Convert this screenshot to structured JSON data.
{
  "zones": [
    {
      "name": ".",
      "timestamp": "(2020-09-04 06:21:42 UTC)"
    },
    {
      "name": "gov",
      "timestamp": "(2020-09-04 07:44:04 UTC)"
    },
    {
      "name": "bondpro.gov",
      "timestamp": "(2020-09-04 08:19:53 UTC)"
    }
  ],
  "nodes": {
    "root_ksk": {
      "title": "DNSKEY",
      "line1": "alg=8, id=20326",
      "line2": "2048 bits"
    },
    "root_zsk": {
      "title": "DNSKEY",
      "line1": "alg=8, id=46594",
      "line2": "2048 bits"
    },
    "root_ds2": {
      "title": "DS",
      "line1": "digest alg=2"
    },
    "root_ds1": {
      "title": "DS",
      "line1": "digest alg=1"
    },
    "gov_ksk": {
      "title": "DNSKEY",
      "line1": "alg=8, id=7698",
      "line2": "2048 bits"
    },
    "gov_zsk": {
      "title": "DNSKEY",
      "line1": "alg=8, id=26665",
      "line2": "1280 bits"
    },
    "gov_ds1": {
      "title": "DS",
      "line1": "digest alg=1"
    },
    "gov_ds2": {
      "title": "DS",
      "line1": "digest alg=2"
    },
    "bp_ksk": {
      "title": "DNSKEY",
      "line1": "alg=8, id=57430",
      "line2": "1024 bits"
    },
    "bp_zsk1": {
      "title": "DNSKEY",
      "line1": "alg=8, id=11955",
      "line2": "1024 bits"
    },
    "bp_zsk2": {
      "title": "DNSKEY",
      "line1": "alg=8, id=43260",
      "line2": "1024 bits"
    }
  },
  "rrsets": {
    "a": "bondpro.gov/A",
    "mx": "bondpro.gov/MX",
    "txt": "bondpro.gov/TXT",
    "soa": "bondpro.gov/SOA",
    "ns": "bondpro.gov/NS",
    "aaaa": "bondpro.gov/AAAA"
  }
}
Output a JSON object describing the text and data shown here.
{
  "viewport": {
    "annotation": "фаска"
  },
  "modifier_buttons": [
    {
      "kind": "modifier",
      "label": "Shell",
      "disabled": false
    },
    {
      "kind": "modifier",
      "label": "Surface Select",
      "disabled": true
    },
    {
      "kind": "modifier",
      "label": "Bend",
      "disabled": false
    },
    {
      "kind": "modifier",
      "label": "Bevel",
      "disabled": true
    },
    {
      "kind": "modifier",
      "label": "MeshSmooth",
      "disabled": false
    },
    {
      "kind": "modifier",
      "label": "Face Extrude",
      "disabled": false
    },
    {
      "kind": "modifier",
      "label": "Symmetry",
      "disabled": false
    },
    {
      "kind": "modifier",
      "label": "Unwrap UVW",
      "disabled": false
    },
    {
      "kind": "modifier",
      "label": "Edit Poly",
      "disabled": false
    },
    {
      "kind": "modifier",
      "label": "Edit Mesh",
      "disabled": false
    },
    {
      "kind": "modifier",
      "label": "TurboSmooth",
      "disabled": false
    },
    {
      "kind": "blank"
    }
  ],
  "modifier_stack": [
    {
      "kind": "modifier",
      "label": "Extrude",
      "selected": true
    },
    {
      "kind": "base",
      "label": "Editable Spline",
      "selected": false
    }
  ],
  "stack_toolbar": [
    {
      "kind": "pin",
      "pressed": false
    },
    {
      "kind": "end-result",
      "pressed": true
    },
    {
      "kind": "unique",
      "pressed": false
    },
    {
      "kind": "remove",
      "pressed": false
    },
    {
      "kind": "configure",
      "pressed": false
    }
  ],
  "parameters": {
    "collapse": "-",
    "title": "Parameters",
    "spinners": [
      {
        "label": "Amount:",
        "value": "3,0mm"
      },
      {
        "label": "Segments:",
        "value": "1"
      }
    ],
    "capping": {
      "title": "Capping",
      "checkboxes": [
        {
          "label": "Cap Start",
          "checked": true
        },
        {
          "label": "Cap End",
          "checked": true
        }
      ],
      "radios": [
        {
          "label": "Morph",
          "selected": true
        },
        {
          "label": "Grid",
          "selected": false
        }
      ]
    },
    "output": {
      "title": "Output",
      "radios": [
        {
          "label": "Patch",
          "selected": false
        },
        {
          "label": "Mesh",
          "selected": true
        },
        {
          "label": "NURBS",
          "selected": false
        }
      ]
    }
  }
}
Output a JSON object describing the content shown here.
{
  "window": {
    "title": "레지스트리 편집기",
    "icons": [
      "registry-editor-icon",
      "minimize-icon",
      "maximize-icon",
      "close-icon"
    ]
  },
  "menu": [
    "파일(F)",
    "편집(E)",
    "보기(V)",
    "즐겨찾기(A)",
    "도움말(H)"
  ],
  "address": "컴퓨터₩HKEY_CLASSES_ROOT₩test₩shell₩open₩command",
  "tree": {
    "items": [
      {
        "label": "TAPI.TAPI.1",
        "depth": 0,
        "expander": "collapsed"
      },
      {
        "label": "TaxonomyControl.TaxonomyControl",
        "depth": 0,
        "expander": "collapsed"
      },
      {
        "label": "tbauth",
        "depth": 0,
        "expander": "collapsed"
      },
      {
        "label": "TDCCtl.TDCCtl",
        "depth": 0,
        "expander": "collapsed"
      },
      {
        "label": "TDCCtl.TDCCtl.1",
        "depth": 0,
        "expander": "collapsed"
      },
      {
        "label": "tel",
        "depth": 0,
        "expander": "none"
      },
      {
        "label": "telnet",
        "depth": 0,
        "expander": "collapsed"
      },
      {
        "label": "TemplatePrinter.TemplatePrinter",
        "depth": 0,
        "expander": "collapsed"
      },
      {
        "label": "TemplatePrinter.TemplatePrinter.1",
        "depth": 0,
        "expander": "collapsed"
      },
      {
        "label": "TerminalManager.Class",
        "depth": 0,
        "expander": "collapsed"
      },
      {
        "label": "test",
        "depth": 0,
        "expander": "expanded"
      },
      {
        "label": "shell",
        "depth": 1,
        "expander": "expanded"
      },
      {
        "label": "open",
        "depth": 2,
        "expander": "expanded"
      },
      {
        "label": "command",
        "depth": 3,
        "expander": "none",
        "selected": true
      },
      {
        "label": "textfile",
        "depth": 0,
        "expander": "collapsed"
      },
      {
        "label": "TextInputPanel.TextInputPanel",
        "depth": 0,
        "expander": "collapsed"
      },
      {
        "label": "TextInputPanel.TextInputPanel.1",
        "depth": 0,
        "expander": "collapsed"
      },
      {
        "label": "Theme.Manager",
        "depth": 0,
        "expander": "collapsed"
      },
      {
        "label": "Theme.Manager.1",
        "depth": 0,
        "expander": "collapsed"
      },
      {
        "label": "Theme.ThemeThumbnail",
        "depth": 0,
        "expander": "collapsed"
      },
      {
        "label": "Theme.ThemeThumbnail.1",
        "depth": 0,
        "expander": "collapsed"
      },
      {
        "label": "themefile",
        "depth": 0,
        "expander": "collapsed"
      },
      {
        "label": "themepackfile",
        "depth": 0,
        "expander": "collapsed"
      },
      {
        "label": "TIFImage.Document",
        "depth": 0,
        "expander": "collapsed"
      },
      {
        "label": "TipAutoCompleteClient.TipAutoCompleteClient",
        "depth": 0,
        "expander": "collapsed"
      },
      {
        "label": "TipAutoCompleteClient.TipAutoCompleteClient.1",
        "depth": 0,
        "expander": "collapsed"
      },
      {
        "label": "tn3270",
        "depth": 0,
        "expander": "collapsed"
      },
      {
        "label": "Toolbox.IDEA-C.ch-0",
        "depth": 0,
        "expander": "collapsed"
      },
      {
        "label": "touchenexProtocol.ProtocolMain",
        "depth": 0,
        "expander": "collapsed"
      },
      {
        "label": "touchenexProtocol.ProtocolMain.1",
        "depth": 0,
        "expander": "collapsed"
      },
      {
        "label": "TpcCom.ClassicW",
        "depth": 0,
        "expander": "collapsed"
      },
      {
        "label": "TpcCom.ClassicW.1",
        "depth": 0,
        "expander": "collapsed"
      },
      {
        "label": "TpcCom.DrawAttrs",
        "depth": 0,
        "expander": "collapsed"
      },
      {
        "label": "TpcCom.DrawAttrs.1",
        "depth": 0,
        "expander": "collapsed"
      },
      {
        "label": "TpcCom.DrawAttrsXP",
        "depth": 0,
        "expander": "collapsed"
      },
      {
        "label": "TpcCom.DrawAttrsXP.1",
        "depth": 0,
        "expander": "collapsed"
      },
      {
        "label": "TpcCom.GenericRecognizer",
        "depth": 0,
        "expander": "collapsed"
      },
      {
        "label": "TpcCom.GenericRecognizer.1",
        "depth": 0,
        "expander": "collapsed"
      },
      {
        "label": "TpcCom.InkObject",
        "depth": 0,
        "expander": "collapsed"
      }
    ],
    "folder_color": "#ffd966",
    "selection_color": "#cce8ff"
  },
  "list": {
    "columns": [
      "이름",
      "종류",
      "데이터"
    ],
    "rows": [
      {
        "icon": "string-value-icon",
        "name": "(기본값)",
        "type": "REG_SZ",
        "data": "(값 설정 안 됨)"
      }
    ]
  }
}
****************************************
Aim of the exercise: Extract every line containing the string "command" from the material.

Task result:
  "address": "컴퓨터₩HKEY_CLASSES_ROOT₩test₩shell₩open₩command",
        "label": "command",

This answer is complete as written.